Dataset items:
'''

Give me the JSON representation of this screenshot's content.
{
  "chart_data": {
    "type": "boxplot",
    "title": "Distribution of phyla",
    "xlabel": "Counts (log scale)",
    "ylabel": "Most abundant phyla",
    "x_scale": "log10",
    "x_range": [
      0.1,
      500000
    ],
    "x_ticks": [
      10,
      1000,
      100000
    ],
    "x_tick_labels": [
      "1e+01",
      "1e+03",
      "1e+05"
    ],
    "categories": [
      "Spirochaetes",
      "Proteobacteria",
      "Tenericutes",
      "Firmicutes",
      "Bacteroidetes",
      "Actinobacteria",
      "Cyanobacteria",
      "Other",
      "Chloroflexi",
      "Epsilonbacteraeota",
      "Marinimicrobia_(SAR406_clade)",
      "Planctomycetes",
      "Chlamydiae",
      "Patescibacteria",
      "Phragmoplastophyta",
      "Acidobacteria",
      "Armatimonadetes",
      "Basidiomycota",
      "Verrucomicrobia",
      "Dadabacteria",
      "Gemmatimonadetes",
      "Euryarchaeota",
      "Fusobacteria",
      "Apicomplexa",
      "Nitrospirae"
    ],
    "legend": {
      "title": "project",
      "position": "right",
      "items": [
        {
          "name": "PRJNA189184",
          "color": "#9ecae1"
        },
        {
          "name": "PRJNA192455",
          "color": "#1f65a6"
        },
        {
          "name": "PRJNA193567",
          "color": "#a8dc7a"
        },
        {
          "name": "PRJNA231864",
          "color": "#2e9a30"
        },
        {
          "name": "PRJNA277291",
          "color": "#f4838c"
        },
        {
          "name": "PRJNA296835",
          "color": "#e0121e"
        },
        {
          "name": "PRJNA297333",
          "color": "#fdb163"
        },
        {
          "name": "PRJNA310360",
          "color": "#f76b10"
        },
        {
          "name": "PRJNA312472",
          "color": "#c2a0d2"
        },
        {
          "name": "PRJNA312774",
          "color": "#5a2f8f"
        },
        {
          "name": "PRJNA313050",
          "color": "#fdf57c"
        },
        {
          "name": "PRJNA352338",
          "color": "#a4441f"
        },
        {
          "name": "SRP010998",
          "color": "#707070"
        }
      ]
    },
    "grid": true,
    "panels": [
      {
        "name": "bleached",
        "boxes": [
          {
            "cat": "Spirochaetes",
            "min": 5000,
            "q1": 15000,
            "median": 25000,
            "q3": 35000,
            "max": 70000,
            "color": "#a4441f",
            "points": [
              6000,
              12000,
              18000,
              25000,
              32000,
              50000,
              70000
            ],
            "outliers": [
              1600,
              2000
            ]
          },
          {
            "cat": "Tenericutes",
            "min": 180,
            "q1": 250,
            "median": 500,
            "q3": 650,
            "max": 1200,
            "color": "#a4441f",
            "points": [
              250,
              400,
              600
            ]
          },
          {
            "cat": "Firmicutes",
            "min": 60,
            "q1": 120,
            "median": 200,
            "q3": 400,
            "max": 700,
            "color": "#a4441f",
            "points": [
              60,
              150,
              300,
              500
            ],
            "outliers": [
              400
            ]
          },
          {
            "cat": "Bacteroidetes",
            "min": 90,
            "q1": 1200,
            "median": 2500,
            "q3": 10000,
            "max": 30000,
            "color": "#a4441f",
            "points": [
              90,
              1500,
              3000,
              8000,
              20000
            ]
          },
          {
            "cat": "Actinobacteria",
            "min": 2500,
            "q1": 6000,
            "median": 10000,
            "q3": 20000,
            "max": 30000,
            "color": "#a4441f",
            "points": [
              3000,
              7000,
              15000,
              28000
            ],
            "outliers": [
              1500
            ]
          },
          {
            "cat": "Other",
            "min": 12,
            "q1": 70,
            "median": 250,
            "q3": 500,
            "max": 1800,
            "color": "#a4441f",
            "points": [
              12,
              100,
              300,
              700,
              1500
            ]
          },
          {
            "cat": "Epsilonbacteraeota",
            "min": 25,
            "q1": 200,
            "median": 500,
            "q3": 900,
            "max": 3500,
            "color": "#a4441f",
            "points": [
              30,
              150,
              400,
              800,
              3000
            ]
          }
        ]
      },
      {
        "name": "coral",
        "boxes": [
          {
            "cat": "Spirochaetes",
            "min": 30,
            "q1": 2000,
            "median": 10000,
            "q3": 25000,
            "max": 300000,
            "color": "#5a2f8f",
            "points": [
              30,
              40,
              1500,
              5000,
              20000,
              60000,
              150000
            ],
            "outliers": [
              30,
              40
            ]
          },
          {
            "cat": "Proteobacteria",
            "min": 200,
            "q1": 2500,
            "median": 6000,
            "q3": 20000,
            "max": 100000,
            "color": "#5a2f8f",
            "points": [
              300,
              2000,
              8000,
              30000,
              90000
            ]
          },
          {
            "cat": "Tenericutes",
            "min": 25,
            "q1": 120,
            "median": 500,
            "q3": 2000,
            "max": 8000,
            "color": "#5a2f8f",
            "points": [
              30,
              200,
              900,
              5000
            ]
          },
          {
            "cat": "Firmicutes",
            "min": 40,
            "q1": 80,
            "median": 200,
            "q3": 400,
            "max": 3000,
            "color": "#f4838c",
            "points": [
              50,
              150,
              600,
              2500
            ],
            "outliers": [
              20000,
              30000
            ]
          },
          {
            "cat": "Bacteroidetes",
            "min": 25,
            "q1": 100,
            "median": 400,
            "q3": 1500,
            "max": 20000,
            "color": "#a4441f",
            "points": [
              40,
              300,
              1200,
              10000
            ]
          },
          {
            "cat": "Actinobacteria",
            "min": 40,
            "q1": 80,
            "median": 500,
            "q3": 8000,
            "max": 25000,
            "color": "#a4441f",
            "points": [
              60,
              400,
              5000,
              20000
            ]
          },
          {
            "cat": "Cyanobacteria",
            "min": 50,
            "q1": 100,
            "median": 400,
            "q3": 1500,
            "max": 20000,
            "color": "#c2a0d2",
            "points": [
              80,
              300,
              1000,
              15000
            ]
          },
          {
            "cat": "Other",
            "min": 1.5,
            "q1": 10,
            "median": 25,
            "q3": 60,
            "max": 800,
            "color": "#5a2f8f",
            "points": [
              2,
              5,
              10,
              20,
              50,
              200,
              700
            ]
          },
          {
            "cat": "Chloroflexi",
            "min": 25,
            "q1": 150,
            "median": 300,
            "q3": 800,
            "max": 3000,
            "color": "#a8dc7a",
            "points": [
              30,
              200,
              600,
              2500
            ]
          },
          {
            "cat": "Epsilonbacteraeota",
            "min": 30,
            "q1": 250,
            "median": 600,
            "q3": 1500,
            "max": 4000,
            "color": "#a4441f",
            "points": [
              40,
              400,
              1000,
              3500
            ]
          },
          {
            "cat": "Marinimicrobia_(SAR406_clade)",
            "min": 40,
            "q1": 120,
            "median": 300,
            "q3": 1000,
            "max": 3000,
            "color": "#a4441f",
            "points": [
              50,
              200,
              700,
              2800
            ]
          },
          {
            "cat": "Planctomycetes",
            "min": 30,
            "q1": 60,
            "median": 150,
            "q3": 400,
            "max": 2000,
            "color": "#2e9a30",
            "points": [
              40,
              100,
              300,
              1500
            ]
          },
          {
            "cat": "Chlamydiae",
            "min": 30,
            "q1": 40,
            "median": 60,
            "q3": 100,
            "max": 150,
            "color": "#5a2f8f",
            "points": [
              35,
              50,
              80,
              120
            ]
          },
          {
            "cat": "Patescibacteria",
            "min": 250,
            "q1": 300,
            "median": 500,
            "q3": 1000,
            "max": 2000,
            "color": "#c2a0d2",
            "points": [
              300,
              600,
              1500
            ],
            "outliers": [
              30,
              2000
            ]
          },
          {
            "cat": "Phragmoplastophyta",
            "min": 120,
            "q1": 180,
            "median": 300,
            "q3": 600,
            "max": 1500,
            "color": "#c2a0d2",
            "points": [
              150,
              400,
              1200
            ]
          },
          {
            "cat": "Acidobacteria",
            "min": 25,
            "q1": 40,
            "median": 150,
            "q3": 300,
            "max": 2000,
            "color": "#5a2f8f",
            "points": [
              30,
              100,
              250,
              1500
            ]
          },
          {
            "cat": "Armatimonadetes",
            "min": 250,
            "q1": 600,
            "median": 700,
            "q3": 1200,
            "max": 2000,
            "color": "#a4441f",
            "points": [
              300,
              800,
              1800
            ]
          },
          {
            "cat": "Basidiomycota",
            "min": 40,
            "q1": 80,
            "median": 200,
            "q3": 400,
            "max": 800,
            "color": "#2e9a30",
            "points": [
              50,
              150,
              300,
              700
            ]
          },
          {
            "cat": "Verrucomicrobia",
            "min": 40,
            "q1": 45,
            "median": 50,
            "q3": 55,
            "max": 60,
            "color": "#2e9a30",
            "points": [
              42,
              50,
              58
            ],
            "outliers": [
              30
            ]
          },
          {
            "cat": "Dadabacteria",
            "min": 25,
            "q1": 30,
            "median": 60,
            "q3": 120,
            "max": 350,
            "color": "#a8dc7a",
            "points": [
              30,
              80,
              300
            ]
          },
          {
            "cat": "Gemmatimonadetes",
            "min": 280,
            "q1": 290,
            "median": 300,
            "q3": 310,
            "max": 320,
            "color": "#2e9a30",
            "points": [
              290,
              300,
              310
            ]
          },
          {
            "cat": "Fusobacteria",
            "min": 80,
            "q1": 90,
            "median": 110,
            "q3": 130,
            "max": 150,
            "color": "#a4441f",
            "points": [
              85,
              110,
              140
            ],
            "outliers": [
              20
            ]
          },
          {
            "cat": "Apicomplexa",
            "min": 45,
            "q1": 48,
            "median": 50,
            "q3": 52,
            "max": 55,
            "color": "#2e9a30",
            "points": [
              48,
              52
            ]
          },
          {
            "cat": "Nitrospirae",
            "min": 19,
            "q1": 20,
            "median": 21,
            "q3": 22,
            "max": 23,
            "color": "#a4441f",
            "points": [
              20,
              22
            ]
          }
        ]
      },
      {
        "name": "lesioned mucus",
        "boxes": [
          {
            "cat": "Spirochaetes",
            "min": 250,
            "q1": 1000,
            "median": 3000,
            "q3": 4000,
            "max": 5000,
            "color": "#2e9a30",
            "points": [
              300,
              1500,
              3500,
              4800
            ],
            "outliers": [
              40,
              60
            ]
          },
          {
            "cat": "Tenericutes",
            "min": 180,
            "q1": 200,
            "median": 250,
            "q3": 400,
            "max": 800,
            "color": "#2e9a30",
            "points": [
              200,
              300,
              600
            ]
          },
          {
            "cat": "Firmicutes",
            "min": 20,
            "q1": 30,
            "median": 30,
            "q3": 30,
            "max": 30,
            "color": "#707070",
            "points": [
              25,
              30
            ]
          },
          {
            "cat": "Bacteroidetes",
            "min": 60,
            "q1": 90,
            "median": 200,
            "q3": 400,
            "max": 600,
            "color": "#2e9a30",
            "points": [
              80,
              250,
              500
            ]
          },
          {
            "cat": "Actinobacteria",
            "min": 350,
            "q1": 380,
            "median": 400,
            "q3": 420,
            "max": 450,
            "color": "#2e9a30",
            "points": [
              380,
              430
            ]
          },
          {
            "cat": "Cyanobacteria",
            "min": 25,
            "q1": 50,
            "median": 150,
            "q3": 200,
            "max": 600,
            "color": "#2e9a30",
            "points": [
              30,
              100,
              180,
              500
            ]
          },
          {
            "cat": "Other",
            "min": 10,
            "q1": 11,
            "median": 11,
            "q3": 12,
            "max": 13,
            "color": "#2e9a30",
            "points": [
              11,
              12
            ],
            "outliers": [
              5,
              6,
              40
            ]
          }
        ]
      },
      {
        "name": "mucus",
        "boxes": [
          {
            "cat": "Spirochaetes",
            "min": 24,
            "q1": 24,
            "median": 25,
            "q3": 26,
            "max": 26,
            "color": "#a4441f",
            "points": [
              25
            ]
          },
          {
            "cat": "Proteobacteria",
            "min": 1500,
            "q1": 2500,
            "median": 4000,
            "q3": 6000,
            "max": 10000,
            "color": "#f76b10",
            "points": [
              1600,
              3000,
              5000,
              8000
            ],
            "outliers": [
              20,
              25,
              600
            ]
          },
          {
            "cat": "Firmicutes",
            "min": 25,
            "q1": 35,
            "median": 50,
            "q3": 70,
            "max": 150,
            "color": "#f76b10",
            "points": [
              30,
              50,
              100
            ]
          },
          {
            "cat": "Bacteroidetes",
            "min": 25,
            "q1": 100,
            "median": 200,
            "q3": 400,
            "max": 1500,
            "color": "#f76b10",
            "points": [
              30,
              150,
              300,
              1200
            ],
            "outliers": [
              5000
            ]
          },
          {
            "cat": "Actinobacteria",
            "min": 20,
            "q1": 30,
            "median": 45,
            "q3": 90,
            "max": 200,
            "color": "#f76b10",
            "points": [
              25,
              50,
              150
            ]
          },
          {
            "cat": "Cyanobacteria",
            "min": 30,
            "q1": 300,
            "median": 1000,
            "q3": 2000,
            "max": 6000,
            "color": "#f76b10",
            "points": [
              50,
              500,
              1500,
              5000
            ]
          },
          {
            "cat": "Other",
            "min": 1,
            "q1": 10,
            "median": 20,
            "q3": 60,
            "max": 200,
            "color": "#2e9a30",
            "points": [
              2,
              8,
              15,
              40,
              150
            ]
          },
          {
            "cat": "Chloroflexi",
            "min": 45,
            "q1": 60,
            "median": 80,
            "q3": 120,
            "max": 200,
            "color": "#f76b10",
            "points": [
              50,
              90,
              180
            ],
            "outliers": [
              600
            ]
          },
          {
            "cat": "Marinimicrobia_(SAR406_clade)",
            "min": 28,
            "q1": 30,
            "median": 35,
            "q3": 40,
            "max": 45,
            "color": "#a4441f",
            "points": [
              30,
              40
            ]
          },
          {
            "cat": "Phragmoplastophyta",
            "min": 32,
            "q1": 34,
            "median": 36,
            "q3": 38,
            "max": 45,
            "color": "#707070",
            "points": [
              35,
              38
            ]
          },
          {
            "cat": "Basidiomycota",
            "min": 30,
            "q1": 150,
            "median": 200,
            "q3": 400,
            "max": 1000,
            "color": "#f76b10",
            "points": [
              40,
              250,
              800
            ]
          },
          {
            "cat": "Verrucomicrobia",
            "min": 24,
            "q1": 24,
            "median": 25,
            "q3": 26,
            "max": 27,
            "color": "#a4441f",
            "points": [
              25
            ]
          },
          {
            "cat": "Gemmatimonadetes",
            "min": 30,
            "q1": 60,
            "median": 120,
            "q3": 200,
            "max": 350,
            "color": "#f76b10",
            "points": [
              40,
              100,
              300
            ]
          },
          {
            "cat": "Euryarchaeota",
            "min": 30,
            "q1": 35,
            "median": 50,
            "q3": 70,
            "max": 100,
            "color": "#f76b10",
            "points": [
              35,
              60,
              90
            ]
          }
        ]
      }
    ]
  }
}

'''

Could you work out how many lines of the data above contain the word "phyla"? Give only the number.

2